━━ Source material ━━
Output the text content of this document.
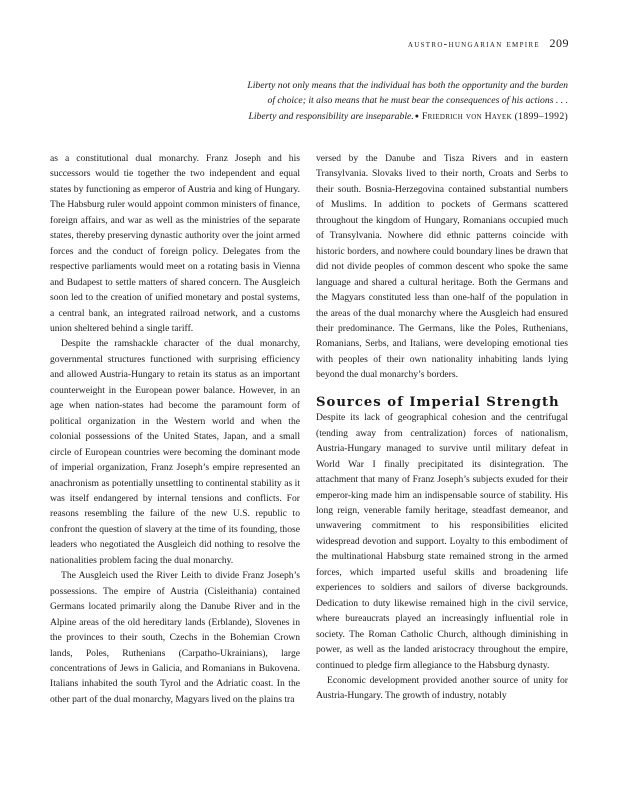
austro-hungarian empire 209
Liberty not only means that the individual has both the opportunity and the burden
of choice; it also means that he must bear the consequences of his actions . . .
Liberty and responsibility are inseparable.● Friedrich von Hayek (1899–1992)

as a constitutional dual monarchy. Franz Joseph and his successors would tie together the two independent and equal states by functioning as emperor of Austria and king of Hungary. The Habsburg ruler would appoint common ministers of finance, foreign affairs, and war as well as the ministries of the separate states, thereby preserving dynastic authority over the joint armed forces and the conduct of foreign policy. Delegates from the respective parliaments would meet on a rotating basis in Vienna and Budapest to settle matters of shared concern. The Ausgleich soon led to the creation of unified monetary and postal systems, a central bank, an integrated railroad network, and a customs union sheltered behind a single tariff.

Despite the ramshackle character of the dual monarchy, governmental structures functioned with surprising efficiency and allowed Austria-Hungary to retain its status as an important counterweight in the European power balance. However, in an age when nation-states had become the paramount form of political organization in the Western world and when the colonial possessions of the United States, Japan, and a small circle of European countries were becoming the dominant mode of imperial organization, Franz Joseph’s empire represented an anachronism as potentially unsettling to continental stability as it was itself endangered by internal tensions and conflicts. For reasons resembling the failure of the new U.S. republic to confront the question of slavery at the time of its founding, those leaders who negotiated the Ausgleich did nothing to resolve the nationalities problem facing the dual monarchy.

The Ausgleich used the River Leith to divide Franz Joseph’s possessions. The empire of Austria (Cisleithania) contained Germans located primarily along the Danube River and in the Alpine areas of the old hereditary lands (Erblande), Slovenes in the provinces to their south, Czechs in the Bohemian Crown lands, Poles, Ruthenians (Carpatho-Ukrainians), large concentrations of Jews in Galicia, and Romanians in Bukovena. Italians inhabited the south Tyrol and the Adriatic coast. In the other part of the dual monarchy, Magyars lived on the plains tra

versed by the Danube and Tisza Rivers and in eastern Transylvania. Slovaks lived to their north, Croats and Serbs to their south. Bosnia-Herzegovina contained substantial numbers of Muslims. In addition to pockets of Germans scattered throughout the kingdom of Hungary, Romanians occupied much of Transylvania. Nowhere did ethnic patterns coincide with historic borders, and nowhere could boundary lines be drawn that did not divide peoples of common descent who spoke the same language and shared a cultural heritage. Both the Germans and the Magyars constituted less than one-half of the population in the areas of the dual monarchy where the Ausgleich had ensured their predominance. The Germans, like the Poles, Ruthenians, Romanians, Serbs, and Italians, were developing emotional ties with peoples of their own nationality inhabiting lands lying beyond the dual monarchy’s borders.

Sources of Imperial Strength

Despite its lack of geographical cohesion and the centrifugal (tending away from centralization) forces of nationalism, Austria-Hungary managed to survive until military defeat in World War I finally precipitated its disintegration. The attachment that many of Franz Joseph’s subjects exuded for their emperor-king made him an indispensable source of stability. His long reign, venerable family heritage, steadfast demeanor, and unwavering commitment to his responsibilities elicited widespread devotion and support. Loyalty to this embodiment of the multinational Habsburg state remained strong in the armed forces, which imparted useful skills and broadening life experiences to soldiers and sailors of diverse backgrounds. Dedication to duty likewise remained high in the civil service, where bureaucrats played an increasingly influential role in society. The Roman Catholic Church, although diminishing in power, as well as the landed aristocracy throughout the empire, continued to pledge firm allegiance to the Habsburg dynasty.

Economic development provided another source of unity for Austria-Hungary. The growth of industry, notably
━━━
** Exercise requirements **
Your copy of the data should match it exactly, except that pictures are left out.

** Right answer **
Output the text content of this document.
austro-hungarian empire 209
Liberty not only means that the individual has both the opportunity and the burden
of choice; it also means that he must bear the consequences of his actions . . .
Liberty and responsibility are inseparable.● Friedrich von Hayek (1899–1992)

as a constitutional dual monarchy. Franz Joseph and his successors would tie together the two independent and equal states by functioning as emperor of Austria and king of Hungary. The Habsburg ruler would appoint common ministers of finance, foreign affairs, and war as well as the ministries of the separate states, thereby preserving dynastic authority over the joint armed forces and the conduct of foreign policy. Delegates from the respective parliaments would meet on a rotating basis in Vienna and Budapest to settle matters of shared concern. The Ausgleich soon led to the creation of unified monetary and postal systems, a central bank, an integrated railroad network, and a customs union sheltered behind a single tariff.

Despite the ramshackle character of the dual monarchy, governmental structures functioned with surprising efficiency and allowed Austria-Hungary to retain its status as an important counterweight in the European power balance. However, in an age when nation-states had become the paramount form of political organization in the Western world and when the colonial possessions of the United States, Japan, and a small circle of European countries were becoming the dominant mode of imperial organization, Franz Joseph’s empire represented an anachronism as potentially unsettling to continental stability as it was itself endangered by internal tensions and conflicts. For reasons resembling the failure of the new U.S. republic to confront the question of slavery at the time of its founding, those leaders who negotiated the Ausgleich did nothing to resolve the nationalities problem facing the dual monarchy.

The Ausgleich used the River Leith to divide Franz Joseph’s possessions. The empire of Austria (Cisleithania) contained Germans located primarily along the Danube River and in the Alpine areas of the old hereditary lands (Erblande), Slovenes in the provinces to their south, Czechs in the Bohemian Crown lands, Poles, Ruthenians (Carpatho-Ukrainians), large concentrations of Jews in Galicia, and Romanians in Bukovena. Italians inhabited the south Tyrol and the Adriatic coast. In the other part of the dual monarchy, Magyars lived on the plains tra

versed by the Danube and Tisza Rivers and in eastern Transylvania. Slovaks lived to their north, Croats and Serbs to their south. Bosnia-Herzegovina contained substantial numbers of Muslims. In addition to pockets of Germans scattered throughout the kingdom of Hungary, Romanians occupied much of Transylvania. Nowhere did ethnic patterns coincide with historic borders, and nowhere could boundary lines be drawn that did not divide peoples of common descent who spoke the same language and shared a cultural heritage. Both the Germans and the Magyars constituted less than one-half of the population in the areas of the dual monarchy where the Ausgleich had ensured their predominance. The Germans, like the Poles, Ruthenians, Romanians, Serbs, and Italians, were developing emotional ties with peoples of their own nationality inhabiting lands lying beyond the dual monarchy’s borders.

Sources of Imperial Strength

Despite its lack of geographical cohesion and the centrifugal (tending away from centralization) forces of nationalism, Austria-Hungary managed to survive until military defeat in World War I finally precipitated its disintegration. The attachment that many of Franz Joseph’s subjects exuded for their emperor-king made him an indispensable source of stability. His long reign, venerable family heritage, steadfast demeanor, and unwavering commitment to his responsibilities elicited widespread devotion and support. Loyalty to this embodiment of the multinational Habsburg state remained strong in the armed forces, which imparted useful skills and broadening life experiences to soldiers and sailors of diverse backgrounds. Dedication to duty likewise remained high in the civil service, where bureaucrats played an increasingly influential role in society. The Roman Catholic Church, although diminishing in power, as well as the landed aristocracy throughout the empire, continued to pledge firm allegiance to the Habsburg dynasty.

Economic development provided another source of unity for Austria-Hungary. The growth of industry, notably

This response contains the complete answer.